Extracts from a graphics dataset:
=======

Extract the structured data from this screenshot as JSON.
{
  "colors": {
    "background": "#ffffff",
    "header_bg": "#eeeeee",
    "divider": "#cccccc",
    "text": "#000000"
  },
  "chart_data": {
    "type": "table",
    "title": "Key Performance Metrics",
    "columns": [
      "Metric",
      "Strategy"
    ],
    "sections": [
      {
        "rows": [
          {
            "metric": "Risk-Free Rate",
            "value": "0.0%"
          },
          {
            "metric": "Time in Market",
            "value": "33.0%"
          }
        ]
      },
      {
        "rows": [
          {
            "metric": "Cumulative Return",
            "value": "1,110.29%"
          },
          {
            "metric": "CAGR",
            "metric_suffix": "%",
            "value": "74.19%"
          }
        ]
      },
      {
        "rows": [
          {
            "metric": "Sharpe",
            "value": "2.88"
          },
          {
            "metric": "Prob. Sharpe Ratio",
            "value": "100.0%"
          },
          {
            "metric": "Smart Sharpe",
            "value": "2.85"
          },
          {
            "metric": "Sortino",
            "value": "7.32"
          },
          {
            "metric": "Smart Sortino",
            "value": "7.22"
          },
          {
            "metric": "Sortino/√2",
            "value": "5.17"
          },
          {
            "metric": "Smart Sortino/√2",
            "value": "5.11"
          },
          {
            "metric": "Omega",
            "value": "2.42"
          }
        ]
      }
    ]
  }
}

=======

_Instructions to follow:_ Count how many lines above contain the word "Sharpe". Reply with the number alone.

_The reply:_ 3